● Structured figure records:
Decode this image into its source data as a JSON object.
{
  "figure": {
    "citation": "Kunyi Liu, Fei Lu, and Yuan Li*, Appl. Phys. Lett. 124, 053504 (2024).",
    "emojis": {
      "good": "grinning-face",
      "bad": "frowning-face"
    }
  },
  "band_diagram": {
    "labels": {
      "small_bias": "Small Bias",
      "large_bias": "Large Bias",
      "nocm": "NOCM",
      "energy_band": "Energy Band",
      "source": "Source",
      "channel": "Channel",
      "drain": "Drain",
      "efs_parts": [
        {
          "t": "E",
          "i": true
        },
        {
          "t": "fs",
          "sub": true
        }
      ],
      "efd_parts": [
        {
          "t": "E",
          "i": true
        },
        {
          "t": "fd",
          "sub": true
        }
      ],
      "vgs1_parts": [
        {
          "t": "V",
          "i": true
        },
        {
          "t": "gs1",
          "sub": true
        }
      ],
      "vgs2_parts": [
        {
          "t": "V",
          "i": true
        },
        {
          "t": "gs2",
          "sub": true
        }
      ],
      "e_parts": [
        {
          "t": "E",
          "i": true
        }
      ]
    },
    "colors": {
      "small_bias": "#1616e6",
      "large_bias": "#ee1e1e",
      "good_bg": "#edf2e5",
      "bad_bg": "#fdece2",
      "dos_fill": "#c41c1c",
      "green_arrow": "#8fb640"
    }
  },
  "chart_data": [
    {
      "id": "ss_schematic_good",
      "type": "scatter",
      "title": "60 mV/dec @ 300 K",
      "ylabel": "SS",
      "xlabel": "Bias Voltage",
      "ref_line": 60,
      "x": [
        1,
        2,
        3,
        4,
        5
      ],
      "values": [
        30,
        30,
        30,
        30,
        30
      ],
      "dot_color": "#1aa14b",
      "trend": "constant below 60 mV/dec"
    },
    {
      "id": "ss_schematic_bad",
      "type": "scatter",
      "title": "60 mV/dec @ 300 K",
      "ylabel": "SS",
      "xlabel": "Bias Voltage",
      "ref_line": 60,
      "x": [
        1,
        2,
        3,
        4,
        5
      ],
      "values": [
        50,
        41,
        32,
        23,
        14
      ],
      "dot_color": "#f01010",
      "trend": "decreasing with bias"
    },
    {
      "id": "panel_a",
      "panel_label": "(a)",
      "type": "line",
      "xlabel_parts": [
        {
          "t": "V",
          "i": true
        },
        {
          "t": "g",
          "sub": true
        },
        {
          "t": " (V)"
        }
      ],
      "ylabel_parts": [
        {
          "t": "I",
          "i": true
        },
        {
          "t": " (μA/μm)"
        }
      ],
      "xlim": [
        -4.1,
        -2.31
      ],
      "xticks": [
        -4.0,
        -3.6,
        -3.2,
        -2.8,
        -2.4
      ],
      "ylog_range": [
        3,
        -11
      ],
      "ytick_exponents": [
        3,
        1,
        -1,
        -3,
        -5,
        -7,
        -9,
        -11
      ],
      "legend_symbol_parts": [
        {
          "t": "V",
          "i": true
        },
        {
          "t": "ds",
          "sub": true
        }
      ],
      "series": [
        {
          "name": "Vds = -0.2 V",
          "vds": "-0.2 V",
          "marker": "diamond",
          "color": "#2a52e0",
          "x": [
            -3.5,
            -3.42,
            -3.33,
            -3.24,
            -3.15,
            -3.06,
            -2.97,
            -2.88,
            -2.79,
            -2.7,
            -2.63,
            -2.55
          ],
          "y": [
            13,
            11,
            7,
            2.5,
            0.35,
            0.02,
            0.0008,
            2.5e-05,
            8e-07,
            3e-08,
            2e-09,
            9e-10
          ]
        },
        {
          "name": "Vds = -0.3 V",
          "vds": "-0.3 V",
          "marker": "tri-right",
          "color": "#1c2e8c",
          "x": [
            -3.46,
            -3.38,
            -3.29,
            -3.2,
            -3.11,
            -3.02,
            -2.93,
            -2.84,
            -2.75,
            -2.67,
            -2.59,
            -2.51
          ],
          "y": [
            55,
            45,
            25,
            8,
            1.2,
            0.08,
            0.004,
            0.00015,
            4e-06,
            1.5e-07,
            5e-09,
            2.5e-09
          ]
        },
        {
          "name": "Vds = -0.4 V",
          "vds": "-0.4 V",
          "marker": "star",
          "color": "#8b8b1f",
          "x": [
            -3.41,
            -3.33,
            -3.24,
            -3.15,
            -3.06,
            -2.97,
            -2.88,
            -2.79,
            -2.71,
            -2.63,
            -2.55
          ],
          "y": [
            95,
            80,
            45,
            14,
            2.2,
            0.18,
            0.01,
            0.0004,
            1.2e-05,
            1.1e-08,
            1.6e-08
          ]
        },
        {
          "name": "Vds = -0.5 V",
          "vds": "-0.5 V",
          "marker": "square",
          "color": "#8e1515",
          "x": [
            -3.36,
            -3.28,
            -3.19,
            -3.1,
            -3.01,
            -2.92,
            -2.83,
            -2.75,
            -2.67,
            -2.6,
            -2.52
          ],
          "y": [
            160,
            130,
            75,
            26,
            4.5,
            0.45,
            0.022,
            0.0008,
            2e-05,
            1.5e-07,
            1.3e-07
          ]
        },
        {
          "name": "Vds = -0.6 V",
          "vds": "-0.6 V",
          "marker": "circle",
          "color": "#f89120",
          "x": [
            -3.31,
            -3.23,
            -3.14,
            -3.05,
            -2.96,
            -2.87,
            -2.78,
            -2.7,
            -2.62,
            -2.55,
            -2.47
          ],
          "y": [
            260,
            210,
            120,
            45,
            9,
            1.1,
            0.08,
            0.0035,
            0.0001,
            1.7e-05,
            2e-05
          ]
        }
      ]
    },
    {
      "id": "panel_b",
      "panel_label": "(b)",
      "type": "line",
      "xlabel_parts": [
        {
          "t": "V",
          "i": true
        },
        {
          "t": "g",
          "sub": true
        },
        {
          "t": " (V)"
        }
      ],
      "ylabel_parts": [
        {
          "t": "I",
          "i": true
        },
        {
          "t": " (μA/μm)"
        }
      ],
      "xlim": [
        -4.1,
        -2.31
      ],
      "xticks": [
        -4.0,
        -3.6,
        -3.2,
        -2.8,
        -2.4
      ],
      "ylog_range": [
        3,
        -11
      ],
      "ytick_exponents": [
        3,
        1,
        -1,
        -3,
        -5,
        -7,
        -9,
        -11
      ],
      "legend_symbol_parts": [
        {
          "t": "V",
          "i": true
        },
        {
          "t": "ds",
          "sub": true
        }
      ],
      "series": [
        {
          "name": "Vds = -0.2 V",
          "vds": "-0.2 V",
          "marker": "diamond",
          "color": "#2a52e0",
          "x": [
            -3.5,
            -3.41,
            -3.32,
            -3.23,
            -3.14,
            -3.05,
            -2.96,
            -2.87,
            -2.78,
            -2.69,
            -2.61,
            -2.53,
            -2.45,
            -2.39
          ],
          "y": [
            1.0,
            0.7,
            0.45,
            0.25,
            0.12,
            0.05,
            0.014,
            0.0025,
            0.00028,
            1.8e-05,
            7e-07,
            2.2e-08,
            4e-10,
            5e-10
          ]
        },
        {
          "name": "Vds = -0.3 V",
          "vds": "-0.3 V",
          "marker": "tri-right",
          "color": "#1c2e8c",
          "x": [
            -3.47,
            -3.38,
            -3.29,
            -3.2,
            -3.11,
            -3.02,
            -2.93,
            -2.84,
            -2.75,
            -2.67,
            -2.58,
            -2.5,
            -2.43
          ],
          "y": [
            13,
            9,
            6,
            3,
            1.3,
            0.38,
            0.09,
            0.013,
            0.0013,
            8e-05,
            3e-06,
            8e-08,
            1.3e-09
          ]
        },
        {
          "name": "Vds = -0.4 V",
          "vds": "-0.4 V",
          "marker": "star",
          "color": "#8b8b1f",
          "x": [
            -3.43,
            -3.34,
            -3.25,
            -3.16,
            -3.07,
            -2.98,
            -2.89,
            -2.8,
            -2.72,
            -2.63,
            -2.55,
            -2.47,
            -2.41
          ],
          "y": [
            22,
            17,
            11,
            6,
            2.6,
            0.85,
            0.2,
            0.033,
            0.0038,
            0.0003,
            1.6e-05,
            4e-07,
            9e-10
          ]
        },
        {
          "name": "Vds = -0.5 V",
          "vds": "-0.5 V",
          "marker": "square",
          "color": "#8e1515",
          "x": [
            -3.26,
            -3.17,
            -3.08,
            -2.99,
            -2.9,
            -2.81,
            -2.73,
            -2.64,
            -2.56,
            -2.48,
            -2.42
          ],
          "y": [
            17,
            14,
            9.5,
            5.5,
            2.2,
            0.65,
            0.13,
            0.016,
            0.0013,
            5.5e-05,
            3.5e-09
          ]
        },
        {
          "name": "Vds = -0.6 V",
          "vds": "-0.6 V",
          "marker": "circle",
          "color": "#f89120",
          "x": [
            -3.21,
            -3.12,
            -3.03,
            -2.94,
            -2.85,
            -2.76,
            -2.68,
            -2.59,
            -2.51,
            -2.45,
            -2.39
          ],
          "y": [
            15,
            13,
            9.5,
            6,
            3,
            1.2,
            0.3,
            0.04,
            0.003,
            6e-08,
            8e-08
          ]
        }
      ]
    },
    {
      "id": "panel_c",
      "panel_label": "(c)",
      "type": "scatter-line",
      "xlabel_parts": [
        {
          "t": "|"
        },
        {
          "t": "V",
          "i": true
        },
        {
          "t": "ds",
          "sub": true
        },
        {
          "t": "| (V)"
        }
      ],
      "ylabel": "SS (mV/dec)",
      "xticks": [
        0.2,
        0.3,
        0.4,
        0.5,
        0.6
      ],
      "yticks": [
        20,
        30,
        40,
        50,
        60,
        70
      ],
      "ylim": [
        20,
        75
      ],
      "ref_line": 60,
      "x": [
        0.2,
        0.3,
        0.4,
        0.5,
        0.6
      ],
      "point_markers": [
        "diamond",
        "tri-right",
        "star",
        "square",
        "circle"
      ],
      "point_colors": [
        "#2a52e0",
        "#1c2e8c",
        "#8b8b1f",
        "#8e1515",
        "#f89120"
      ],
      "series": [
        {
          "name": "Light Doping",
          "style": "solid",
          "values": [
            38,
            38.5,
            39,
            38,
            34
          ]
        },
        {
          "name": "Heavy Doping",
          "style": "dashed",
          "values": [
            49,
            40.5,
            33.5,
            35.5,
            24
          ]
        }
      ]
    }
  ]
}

● Brief: Pull out and copy each line containing the string "face".

● Answer to this exercise:
      "good": "grinning-face",
      "bad": "frowning-face"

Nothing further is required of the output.